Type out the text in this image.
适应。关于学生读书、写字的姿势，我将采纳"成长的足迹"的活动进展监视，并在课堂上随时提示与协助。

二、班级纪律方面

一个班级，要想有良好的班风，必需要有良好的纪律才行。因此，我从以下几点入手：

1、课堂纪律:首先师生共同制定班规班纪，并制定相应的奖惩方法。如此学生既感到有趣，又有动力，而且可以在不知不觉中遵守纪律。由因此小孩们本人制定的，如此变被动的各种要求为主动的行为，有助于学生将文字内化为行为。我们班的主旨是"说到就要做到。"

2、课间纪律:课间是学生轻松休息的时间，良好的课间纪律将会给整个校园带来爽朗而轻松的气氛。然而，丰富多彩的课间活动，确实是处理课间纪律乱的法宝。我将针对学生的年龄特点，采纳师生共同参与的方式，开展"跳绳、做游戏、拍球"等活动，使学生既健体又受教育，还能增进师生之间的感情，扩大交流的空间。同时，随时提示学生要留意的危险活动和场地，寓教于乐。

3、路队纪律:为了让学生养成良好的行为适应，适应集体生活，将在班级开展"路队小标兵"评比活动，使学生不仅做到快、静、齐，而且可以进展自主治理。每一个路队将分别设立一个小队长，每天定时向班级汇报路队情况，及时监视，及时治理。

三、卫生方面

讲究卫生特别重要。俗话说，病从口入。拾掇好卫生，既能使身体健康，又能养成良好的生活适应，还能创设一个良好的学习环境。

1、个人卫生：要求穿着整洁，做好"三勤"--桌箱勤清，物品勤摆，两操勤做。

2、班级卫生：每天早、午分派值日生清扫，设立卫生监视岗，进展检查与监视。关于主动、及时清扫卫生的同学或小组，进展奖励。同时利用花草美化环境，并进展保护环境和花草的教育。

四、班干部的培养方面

= GIVEN INSTRUCTION =
The entries above should be repeated exactly, every one of them.

= RESULT FOR THIS EXERCISE =
Type out the text in this image.
适应。关于学生读书、写字的姿势，我将采纳"成长的足迹"的活动进展监视，并在课堂上随时提示与协助。

二、班级纪律方面

一个班级，要想有良好的班风，必需要有良好的纪律才行。因此，我从以下几点入手：

1、课堂纪律:首先师生共同制定班规班纪，并制定相应的奖惩方法。如此学生既感到有趣，又有动力，而且可以在不知不觉中遵守纪律。由因此小孩们本人制定的，如此变被动的各种要求为主动的行为，有助于学生将文字内化为行为。我们班的主旨是"说到就要做到。"

2、课间纪律:课间是学生轻松休息的时间，良好的课间纪律将会给整个校园带来爽朗而轻松的气氛。然而，丰富多彩的课间活动，确实是处理课间纪律乱的法宝。我将针对学生的年龄特点，采纳师生共同参与的方式，开展"跳绳、做游戏、拍球"等活动，使学生既健体又受教育，还能增进师生之间的感情，扩大交流的空间。同时，随时提示学生要留意的危险活动和场地，寓教于乐。

3、路队纪律:为了让学生养成良好的行为适应，适应集体生活，将在班级开展"路队小标兵"评比活动，使学生不仅做到快、静、齐，而且可以进展自主治理。每一个路队将分别设立一个小队长，每天定时向班级汇报路队情况，及时监视，及时治理。

三、卫生方面

讲究卫生特别重要。俗话说，病从口入。拾掇好卫生，既能使身体健康，又能养成良好的生活适应，还能创设一个良好的学习环境。

1、个人卫生：要求穿着整洁，做好"三勤"--桌箱勤清，物品勤摆，两操勤做。

2、班级卫生：每天早、午分派值日生清扫，设立卫生监视岗，进展检查与监视。关于主动、及时清扫卫生的同学或小组，进展奖励。同时利用花草美化环境，并进展保护环境和花草的教育。

四、班干部的培养方面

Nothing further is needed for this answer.